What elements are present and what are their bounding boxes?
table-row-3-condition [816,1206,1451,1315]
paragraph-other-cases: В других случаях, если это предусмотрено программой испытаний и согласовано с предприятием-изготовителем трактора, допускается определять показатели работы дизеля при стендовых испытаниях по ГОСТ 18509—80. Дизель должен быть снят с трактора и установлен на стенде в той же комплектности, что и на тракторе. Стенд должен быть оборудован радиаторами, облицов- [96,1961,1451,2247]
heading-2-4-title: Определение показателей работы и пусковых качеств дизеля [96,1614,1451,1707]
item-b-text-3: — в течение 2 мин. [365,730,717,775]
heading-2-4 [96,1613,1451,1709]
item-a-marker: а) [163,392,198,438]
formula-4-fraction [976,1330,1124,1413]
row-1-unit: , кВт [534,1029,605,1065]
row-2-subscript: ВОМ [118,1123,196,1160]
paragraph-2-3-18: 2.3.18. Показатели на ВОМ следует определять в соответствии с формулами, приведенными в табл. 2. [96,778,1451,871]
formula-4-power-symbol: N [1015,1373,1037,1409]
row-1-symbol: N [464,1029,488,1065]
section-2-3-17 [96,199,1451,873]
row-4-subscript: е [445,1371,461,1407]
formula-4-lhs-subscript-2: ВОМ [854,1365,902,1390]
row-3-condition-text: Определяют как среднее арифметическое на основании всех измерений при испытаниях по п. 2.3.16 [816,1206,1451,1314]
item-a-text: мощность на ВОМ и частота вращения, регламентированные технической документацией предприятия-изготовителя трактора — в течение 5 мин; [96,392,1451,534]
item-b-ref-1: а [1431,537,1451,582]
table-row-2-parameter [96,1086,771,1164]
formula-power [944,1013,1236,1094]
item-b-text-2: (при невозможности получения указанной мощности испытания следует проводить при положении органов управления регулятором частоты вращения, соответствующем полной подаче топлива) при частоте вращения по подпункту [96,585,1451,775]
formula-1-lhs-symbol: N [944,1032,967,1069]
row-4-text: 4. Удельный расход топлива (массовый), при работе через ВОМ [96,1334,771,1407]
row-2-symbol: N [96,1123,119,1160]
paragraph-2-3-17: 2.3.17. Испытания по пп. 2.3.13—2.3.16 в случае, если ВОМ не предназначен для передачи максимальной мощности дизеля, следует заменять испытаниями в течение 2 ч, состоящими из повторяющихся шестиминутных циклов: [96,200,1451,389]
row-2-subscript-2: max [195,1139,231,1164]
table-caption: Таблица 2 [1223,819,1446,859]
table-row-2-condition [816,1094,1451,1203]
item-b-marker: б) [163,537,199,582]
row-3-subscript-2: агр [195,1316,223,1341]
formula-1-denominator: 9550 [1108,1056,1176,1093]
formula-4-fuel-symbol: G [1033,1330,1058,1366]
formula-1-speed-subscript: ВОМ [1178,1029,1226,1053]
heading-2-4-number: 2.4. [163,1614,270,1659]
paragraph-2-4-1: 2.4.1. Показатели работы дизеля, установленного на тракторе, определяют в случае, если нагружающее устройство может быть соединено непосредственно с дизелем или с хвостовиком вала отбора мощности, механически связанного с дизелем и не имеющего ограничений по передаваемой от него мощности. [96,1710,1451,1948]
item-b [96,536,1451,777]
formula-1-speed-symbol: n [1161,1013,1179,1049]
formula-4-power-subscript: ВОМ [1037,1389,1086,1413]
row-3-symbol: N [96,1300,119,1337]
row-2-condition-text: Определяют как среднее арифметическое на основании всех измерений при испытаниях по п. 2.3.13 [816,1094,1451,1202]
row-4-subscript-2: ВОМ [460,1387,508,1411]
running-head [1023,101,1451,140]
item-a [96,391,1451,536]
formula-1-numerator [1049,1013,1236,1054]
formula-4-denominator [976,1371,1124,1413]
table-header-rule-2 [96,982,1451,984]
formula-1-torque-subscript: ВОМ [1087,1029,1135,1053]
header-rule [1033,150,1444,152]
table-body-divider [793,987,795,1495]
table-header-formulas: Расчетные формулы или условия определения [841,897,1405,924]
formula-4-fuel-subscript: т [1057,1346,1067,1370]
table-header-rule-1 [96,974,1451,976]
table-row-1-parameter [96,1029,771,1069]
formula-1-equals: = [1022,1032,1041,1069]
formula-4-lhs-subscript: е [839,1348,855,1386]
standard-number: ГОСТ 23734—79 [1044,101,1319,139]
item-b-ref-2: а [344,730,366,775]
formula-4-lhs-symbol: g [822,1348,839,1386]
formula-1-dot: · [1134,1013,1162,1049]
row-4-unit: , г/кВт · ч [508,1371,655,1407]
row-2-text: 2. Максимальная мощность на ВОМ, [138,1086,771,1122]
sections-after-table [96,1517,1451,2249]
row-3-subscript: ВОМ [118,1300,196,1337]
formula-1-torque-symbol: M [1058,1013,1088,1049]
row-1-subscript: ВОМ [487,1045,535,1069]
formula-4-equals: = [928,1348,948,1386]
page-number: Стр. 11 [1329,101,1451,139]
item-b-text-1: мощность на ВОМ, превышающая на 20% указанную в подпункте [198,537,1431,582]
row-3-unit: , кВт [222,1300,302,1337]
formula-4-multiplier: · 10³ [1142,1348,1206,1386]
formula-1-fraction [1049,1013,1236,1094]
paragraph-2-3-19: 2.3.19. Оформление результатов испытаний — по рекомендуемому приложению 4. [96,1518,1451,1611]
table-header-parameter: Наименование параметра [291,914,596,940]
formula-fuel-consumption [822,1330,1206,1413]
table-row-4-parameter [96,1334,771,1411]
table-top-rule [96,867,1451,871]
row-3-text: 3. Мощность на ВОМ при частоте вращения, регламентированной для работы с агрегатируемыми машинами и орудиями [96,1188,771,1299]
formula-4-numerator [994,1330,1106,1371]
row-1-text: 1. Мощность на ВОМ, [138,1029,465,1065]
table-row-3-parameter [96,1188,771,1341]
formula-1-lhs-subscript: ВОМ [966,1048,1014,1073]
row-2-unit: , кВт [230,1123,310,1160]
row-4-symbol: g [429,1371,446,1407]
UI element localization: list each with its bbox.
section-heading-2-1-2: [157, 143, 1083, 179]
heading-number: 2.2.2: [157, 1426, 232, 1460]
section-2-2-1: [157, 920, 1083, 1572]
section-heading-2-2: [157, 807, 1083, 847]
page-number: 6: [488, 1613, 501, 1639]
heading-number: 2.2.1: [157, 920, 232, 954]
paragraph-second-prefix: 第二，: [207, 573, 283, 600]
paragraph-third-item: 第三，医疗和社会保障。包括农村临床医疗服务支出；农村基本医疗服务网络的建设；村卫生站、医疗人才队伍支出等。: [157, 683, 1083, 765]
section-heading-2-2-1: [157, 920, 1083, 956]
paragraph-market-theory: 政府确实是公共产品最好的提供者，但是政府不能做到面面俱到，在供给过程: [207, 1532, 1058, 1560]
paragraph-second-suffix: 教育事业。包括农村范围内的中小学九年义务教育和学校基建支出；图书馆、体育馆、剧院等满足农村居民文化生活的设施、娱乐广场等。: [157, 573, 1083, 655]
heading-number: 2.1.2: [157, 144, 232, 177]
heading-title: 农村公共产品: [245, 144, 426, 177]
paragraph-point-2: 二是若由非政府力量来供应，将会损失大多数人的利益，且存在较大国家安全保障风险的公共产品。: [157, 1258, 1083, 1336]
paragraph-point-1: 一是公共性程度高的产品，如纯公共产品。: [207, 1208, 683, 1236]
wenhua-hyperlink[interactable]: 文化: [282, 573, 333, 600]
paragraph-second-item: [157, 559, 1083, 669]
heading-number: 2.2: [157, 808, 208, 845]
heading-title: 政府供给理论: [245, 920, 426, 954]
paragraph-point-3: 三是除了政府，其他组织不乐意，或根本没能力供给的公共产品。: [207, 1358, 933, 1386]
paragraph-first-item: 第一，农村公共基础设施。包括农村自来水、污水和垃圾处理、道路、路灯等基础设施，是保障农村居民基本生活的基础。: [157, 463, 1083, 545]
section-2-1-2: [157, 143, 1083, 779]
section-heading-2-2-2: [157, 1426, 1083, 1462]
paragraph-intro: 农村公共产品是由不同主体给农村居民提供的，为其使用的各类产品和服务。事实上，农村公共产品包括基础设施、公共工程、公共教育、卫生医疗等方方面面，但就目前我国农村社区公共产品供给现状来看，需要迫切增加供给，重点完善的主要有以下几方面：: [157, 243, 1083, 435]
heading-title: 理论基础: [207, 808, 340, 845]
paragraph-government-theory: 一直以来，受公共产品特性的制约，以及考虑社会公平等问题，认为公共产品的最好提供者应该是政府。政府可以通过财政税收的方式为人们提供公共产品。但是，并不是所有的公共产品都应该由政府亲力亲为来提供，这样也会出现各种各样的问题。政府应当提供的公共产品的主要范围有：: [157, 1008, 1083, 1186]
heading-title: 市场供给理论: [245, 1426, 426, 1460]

■ ■ ■

* Exercise prompt: Reproduce the items exactly, from their first line up to and including the line that contains "row-2-subscript: ВОМ [118,1123,196,1160]".

* Task response:
What elements are present and what are their bounding boxes?
table-row-3-condition [816,1206,1451,1315]
paragraph-other-cases: В других случаях, если это предусмотрено программой испытаний и согласовано с предприятием-изготовителем трактора, допускается определять показатели работы дизеля при стендовых испытаниях по ГОСТ 18509—80. Дизель должен быть снят с трактора и установлен на стенде в той же комплектности, что и на тракторе. Стенд должен быть оборудован радиаторами, облицов- [96,1961,1451,2247]
heading-2-4-title: Определение показателей работы и пусковых качеств дизеля [96,1614,1451,1707]
item-b-text-3: — в течение 2 мин. [365,730,717,775]
heading-2-4 [96,1613,1451,1709]
item-a-marker: а) [163,392,198,438]
formula-4-fraction [976,1330,1124,1413]
row-1-unit: , кВт [534,1029,605,1065]
row-2-subscript: ВОМ [118,1123,196,1160]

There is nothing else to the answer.